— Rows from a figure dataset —
= = = = =

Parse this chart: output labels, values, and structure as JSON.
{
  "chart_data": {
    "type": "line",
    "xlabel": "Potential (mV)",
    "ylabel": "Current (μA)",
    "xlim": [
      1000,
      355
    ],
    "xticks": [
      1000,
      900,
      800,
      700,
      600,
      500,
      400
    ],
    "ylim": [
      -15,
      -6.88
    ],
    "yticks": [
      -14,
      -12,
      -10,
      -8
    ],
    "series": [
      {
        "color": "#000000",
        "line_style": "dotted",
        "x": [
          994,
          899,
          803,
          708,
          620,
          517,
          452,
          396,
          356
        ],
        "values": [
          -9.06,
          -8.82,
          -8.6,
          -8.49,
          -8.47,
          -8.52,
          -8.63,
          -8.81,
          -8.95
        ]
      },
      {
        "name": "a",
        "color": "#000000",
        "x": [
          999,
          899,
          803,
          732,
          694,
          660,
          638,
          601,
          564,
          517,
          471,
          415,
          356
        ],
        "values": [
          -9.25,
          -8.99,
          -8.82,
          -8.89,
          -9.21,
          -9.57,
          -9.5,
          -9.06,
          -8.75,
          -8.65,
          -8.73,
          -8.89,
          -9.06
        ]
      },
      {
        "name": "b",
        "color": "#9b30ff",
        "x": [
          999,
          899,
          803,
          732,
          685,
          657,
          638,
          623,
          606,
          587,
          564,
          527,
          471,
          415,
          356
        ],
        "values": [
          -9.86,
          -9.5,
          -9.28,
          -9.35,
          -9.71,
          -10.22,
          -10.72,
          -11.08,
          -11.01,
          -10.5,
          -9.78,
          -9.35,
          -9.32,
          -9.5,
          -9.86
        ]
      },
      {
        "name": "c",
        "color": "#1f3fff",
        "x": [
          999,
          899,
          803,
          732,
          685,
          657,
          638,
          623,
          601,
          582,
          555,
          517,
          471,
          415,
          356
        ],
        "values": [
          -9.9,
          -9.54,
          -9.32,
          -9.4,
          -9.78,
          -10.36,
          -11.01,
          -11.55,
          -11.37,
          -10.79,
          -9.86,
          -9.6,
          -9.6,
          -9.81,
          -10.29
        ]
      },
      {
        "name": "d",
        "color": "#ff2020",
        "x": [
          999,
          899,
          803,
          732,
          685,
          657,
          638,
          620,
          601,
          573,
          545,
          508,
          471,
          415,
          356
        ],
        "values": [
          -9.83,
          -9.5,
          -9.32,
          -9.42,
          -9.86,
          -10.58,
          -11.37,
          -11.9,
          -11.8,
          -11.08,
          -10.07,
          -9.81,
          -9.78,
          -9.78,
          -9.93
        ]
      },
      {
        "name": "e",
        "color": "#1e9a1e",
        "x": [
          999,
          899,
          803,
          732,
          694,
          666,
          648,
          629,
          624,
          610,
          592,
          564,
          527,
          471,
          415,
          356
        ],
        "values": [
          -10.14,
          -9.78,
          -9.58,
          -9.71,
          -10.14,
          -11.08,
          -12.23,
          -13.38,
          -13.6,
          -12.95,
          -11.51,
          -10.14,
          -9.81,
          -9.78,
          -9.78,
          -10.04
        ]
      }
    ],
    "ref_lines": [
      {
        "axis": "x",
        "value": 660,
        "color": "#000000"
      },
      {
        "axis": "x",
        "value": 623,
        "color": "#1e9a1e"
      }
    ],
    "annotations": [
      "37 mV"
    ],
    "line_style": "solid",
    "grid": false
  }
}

= = = = =

Within the listing above, copy each line that has the string "color".

        "color": "#000000",
        "color": "#000000",
        "color": "#9b30ff",
        "color": "#1f3fff",
        "color": "#ff2020",
        "color": "#1e9a1e",
        "color": "#000000"
        "color": "#1e9a1e"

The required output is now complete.